Starting at the line with "Extract the structured", transcribe each line through the final one, both included, and add nothing.

• **Dataset items**:
☆ ☆ ☆ ☆
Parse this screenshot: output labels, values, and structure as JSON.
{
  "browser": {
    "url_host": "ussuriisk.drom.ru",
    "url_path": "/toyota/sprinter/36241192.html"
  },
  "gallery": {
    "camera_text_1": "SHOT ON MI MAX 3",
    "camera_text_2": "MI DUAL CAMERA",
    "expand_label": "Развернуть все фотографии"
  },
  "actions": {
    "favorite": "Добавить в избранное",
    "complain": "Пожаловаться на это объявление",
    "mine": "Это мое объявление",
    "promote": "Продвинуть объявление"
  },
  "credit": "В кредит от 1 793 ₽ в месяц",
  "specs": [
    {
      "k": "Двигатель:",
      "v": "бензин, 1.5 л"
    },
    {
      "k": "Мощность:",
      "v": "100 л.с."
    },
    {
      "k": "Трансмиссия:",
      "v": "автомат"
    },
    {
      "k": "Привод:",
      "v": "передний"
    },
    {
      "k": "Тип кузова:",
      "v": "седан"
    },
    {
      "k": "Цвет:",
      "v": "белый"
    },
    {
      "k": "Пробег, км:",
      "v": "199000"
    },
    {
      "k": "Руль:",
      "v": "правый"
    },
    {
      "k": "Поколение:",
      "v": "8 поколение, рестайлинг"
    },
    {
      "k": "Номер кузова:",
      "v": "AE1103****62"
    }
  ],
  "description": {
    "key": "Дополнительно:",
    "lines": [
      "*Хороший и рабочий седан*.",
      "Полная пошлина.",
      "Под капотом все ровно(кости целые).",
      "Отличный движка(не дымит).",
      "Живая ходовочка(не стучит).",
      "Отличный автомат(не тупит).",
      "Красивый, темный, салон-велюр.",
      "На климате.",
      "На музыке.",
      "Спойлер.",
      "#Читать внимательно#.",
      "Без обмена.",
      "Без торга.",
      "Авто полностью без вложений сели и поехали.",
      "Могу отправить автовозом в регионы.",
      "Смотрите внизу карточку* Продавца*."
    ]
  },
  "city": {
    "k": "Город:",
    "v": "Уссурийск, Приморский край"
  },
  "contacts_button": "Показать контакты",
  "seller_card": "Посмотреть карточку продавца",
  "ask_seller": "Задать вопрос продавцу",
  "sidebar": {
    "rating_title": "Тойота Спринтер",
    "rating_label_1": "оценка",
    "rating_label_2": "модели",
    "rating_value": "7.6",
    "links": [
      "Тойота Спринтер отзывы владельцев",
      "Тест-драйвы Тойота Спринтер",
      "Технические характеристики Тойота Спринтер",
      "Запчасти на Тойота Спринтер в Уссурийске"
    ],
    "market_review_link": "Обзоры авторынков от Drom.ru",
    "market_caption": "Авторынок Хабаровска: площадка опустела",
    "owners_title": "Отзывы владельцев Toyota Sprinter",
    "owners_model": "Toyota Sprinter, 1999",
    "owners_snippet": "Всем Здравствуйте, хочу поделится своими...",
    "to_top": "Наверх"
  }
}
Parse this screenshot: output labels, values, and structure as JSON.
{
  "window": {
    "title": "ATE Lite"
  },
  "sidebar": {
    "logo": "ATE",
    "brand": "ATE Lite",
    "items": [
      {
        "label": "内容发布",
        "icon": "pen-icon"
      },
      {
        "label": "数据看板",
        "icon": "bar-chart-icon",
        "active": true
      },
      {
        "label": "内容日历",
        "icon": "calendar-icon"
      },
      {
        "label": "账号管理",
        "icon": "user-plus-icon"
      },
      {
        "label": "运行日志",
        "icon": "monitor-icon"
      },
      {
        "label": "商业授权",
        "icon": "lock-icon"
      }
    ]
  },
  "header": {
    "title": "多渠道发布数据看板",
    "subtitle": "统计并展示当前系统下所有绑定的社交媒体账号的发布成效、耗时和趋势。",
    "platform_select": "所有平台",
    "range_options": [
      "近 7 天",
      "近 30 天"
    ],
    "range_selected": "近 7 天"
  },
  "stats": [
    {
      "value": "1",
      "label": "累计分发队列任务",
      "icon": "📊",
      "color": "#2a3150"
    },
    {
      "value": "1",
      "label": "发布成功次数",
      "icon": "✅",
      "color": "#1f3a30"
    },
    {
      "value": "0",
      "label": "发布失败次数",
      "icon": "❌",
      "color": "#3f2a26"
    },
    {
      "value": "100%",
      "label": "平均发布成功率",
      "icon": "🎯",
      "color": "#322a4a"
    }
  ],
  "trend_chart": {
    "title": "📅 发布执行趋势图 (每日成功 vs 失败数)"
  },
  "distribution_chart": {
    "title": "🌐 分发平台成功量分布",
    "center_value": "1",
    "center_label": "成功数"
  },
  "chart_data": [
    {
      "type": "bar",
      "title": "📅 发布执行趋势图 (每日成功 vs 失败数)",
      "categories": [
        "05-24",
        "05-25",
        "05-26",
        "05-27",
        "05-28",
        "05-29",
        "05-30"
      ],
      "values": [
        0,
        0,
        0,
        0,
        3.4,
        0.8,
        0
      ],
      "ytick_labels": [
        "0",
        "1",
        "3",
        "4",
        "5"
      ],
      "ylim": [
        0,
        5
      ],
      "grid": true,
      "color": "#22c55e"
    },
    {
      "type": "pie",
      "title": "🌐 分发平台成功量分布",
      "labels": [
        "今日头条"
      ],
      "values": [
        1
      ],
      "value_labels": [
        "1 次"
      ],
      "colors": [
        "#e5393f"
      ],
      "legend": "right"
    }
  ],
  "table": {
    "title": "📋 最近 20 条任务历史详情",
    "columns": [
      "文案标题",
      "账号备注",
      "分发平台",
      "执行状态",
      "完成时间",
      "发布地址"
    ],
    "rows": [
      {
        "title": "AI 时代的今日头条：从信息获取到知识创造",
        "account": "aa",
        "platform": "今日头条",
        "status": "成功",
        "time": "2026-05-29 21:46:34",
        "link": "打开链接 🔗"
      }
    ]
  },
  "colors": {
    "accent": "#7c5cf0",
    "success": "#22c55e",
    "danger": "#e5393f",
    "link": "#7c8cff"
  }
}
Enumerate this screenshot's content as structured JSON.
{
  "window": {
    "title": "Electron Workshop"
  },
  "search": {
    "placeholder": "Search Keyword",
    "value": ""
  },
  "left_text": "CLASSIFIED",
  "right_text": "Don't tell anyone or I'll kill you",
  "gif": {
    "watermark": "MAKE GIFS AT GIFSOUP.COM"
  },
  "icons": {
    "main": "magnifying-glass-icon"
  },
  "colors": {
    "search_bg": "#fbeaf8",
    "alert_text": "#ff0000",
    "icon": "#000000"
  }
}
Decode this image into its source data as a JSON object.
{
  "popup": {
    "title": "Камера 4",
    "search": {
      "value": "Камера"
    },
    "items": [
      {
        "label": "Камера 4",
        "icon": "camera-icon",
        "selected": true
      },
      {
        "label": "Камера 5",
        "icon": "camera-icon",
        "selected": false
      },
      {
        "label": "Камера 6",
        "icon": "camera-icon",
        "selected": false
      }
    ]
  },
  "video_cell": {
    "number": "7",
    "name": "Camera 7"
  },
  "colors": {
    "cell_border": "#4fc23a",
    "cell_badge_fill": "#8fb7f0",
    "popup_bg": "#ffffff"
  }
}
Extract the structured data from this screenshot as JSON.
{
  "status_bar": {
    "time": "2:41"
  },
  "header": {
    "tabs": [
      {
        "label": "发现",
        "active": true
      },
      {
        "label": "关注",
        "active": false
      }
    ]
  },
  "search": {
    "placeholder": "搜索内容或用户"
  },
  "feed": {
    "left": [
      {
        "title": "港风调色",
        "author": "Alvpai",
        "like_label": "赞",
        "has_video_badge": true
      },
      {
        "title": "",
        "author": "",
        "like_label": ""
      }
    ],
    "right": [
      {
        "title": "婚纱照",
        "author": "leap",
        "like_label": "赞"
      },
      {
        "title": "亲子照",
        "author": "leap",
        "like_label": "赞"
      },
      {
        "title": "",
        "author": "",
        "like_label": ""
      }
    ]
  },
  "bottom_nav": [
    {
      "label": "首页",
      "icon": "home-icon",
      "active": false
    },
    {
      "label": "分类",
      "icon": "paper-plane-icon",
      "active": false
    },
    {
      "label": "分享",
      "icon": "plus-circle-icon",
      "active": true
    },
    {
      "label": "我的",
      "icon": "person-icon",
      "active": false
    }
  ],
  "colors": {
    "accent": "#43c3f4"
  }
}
☆ ☆ ☆ ☆
• **The solution**:
Extract the structured data from this screenshot as JSON.
{
  "status_bar": {
    "time": "2:41"
  },
  "header": {
    "tabs": [
      {
        "label": "发现",
        "active": true
      },
      {
        "label": "关注",
        "active": false
      }
    ]
  },
  "search": {
    "placeholder": "搜索内容或用户"
  },
  "feed": {
    "left": [
      {
        "title": "港风调色",
        "author": "Alvpai",
        "like_label": "赞",
        "has_video_badge": true
      },
      {
        "title": "",
        "author": "",
        "like_label": ""
      }
    ],
    "right": [
      {
        "title": "婚纱照",
        "author": "leap",
        "like_label": "赞"
      },
      {
        "title": "亲子照",
        "author": "leap",
        "like_label": "赞"
      },
      {
        "title": "",
        "author": "",
        "like_label": ""
      }
    ]
  },
  "bottom_nav": [
    {
      "label": "首页",
      "icon": "home-icon",
      "active": false
    },
    {
      "label": "分类",
      "icon": "paper-plane-icon",
      "active": false
    },
    {
      "label": "分享",
      "icon": "plus-circle-icon",
      "active": true
    },
    {
      "label": "我的",
      "icon": "person-icon",
      "active": false
    }
  ],
  "colors": {
    "accent": "#43c3f4"
  }
}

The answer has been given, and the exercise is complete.